Exercise brief: Keep only those lines of the records that include the string "erosion".

(Dataset excerpt)
·····

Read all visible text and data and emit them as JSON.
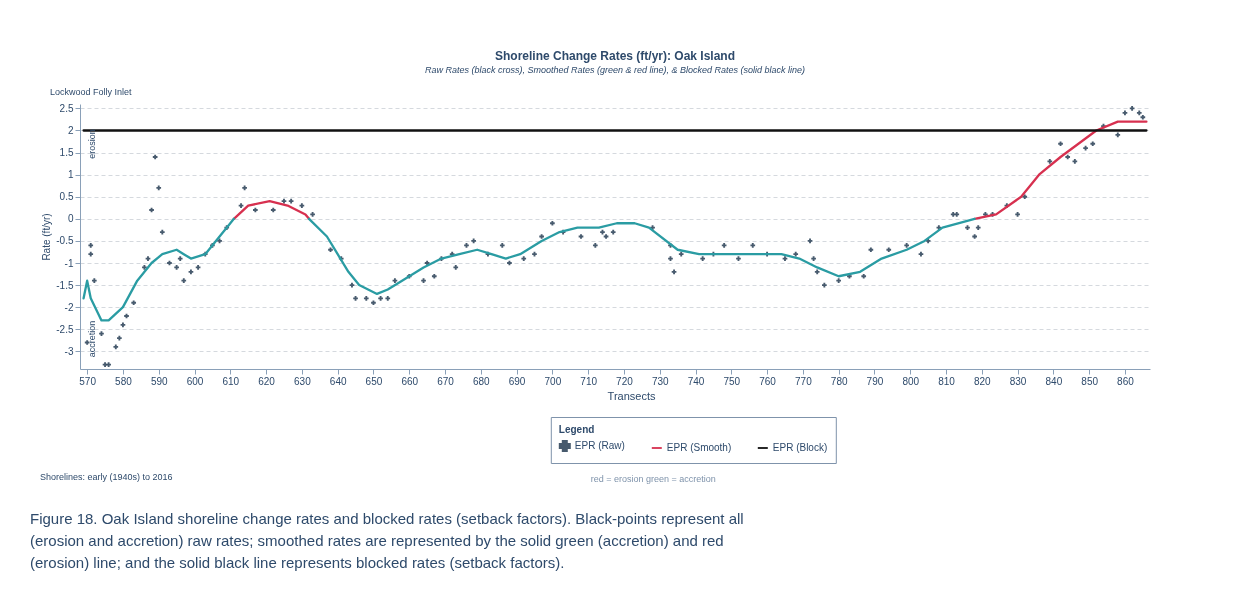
{
  "chart_data": {
    "type": "line",
    "title": "Shoreline Change Rates (ft/yr): Oak Island",
    "subtitle": "Raw Rates (black cross), Smoothed Rates (green & red line), & Blocked Rates (solid black line)",
    "xlabel": "Transects",
    "ylabel": "Rate (ft/yr)",
    "legend_title": "Legend",
    "xlim": [
      568,
      867
    ],
    "xticks": [
      570,
      580,
      590,
      600,
      610,
      620,
      630,
      640,
      650,
      660,
      670,
      680,
      690,
      700,
      710,
      720,
      730,
      740,
      750,
      760,
      770,
      780,
      790,
      800,
      810,
      820,
      830,
      840,
      850,
      860
    ],
    "ylim": [
      -3.4,
      2.6
    ],
    "yticks": [
      2.5,
      2,
      1.5,
      1,
      0.5,
      0,
      -0.5,
      -1,
      -1.5,
      -2,
      -2.5,
      -3
    ],
    "grid": "y",
    "legend": "bottom",
    "series": [
      {
        "name": "EPR (Raw)",
        "type": "scatter",
        "marker": "cross",
        "color": "#34495e",
        "x": [
          570,
          571,
          571,
          572,
          574,
          575,
          576,
          578,
          579,
          580,
          581,
          583,
          586,
          587,
          588,
          589,
          590,
          591,
          593,
          595,
          596,
          597,
          599,
          601,
          603,
          605,
          607,
          609,
          613,
          614,
          617,
          622,
          625,
          627,
          630,
          633,
          638,
          641,
          644,
          645,
          648,
          650,
          652,
          654,
          656,
          660,
          664,
          665,
          667,
          669,
          672,
          673,
          676,
          678,
          682,
          686,
          688,
          692,
          695,
          697,
          700,
          703,
          708,
          712,
          714,
          715,
          717,
          728,
          733,
          733,
          734,
          736,
          742,
          745,
          748,
          752,
          756,
          760,
          765,
          768,
          772,
          773,
          774,
          776,
          780,
          783,
          787,
          789,
          794,
          799,
          803,
          805,
          808,
          812,
          813,
          816,
          818,
          819,
          821,
          823,
          827,
          830,
          832,
          839,
          842,
          844,
          846,
          849,
          851,
          854,
          858,
          860,
          862,
          864,
          865
        ],
        "values": [
          -2.8,
          -0.8,
          -0.6,
          -1.4,
          -2.6,
          -3.3,
          -3.3,
          -2.9,
          -2.7,
          -2.4,
          -2.2,
          -1.9,
          -1.1,
          -0.9,
          0.2,
          1.4,
          0.7,
          -0.3,
          -1.0,
          -1.1,
          -0.9,
          -1.4,
          -1.2,
          -1.1,
          -0.8,
          -0.6,
          -0.5,
          -0.2,
          0.3,
          0.7,
          0.2,
          0.2,
          0.4,
          0.4,
          0.3,
          0.1,
          -0.7,
          -0.9,
          -1.5,
          -1.8,
          -1.8,
          -1.9,
          -1.8,
          -1.8,
          -1.4,
          -1.3,
          -1.4,
          -1.0,
          -1.3,
          -0.9,
          -0.8,
          -1.1,
          -0.6,
          -0.5,
          -0.8,
          -0.6,
          -1.0,
          -0.9,
          -0.8,
          -0.4,
          -0.1,
          -0.3,
          -0.4,
          -0.6,
          -0.3,
          -0.4,
          -0.3,
          -0.2,
          -0.6,
          -0.9,
          -1.2,
          -0.8,
          -0.9,
          -0.8,
          -0.6,
          -0.9,
          -0.6,
          -0.8,
          -0.9,
          -0.8,
          -0.5,
          -0.9,
          -1.2,
          -1.5,
          -1.4,
          -1.3,
          -1.3,
          -0.7,
          -0.7,
          -0.6,
          -0.8,
          -0.5,
          -0.2,
          0.1,
          0.1,
          -0.2,
          -0.4,
          -0.2,
          0.1,
          0.1,
          0.3,
          0.1,
          0.5,
          1.3,
          1.7,
          1.4,
          1.3,
          1.6,
          1.7,
          2.1,
          1.9,
          2.4,
          2.5,
          2.4,
          2.3
        ]
      },
      {
        "name": "EPR (Smooth)",
        "line_style": "solid",
        "color": "#d7304f",
        "x": [
          611,
          615,
          621,
          626,
          631,
          632,
          720,
          818,
          824,
          831,
          836,
          842,
          847,
          852,
          858,
          862,
          866
        ],
        "values": [
          0,
          0.3,
          0.4,
          0.3,
          0.1,
          0,
          null,
          0,
          0.1,
          0.5,
          1.0,
          1.4,
          1.7,
          2.0,
          2.2,
          2.2,
          2.2
        ]
      },
      {
        "line_style": "solid",
        "color": "#2a9ca3",
        "x": [
          569,
          570,
          571,
          574,
          576,
          580,
          584,
          588,
          591,
          595,
          597,
          599,
          603,
          607,
          610,
          611,
          621,
          632,
          637,
          640,
          643,
          646,
          651,
          654,
          658,
          664,
          669,
          674,
          679,
          683,
          687,
          691,
          697,
          702,
          707,
          713,
          718,
          723,
          727,
          735,
          741,
          748,
          756,
          764,
          769,
          774,
          780,
          786,
          792,
          799,
          804,
          809,
          818
        ],
        "values": [
          -1.8,
          -1.4,
          -1.8,
          -2.3,
          -2.3,
          -2.0,
          -1.4,
          -1.0,
          -0.8,
          -0.7,
          -0.8,
          -0.9,
          -0.8,
          -0.4,
          -0.1,
          0,
          null,
          0,
          -0.4,
          -0.8,
          -1.2,
          -1.5,
          -1.7,
          -1.6,
          -1.4,
          -1.1,
          -0.9,
          -0.8,
          -0.7,
          -0.8,
          -0.9,
          -0.8,
          -0.5,
          -0.3,
          -0.2,
          -0.2,
          -0.1,
          -0.1,
          -0.2,
          -0.7,
          -0.8,
          -0.8,
          -0.8,
          -0.8,
          -0.9,
          -1.1,
          -1.3,
          -1.2,
          -0.9,
          -0.7,
          -0.5,
          -0.2,
          0
        ]
      },
      {
        "name": "EPR (Block)",
        "line_style": "solid",
        "color": "#111111",
        "x": [
          569,
          866
        ],
        "values": [
          2,
          2
        ]
      }
    ],
    "annotations": [
      "Lockwood Folly Inlet",
      "erosion",
      "accretion",
      "red = erosion   green = accretion",
      "Shorelines: early (1940s) to 2016",
      "Figure 18. Oak Island shoreline change rates and blocked rates (setback factors). Black-points represent all (erosion and accretion) raw rates; smoothed rates are represented by the solid green (accretion) and red (erosion) line; and the solid black line represents blocked rates (setback factors)."
    ]
  }
}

·····

Written answer:
      "erosion",
      "red = erosion   green = accretion",
      "Figure 18. Oak Island shoreline change rates and blocked rates (setback factors). Black-points represent all (erosion and accretion) raw rates; smoothed rates are represented by the solid green (accretion) and red (erosion) line; and the solid black line represents blocked rates (setback factors)."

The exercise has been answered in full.